*PROBLEM DESCRIPTION*. Copy all lines that contain the word "Propiedades".
BEGIN
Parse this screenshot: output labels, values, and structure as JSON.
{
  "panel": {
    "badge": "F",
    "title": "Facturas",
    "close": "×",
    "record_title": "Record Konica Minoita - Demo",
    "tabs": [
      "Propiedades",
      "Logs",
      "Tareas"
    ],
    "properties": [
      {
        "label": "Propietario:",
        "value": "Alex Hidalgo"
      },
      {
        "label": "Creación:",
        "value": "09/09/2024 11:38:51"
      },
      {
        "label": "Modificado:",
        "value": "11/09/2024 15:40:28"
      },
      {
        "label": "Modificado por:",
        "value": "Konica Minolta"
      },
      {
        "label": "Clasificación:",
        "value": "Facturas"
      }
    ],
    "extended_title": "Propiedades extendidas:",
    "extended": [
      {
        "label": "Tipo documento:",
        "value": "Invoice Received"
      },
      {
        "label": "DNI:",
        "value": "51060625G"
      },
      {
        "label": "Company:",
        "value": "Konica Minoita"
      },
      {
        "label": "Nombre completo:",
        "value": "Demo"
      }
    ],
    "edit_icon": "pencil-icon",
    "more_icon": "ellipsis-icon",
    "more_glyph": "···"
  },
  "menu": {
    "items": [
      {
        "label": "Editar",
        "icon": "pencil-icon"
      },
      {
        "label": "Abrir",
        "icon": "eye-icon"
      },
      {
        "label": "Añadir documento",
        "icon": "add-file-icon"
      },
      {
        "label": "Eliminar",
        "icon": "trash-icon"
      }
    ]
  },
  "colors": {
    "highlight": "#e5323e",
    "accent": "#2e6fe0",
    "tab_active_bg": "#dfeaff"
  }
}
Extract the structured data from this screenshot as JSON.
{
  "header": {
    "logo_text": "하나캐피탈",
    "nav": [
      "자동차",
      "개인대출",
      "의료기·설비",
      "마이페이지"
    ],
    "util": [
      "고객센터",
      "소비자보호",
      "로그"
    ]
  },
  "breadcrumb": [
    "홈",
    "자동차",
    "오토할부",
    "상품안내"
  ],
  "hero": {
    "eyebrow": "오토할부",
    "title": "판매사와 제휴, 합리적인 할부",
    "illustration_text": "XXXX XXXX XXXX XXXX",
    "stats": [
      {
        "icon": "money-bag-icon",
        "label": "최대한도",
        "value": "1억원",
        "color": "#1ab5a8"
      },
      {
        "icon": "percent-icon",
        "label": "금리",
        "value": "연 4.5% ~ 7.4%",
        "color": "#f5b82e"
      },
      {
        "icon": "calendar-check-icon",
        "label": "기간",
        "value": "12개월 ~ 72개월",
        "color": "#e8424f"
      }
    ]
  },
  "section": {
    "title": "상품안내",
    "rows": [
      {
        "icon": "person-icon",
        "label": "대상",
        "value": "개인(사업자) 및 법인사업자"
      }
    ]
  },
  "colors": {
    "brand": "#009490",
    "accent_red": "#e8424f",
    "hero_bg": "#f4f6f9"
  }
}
END
*SOLUTION TO THIS TASK*.
      "Propiedades",
    "extended_title": "Propiedades extendidas:",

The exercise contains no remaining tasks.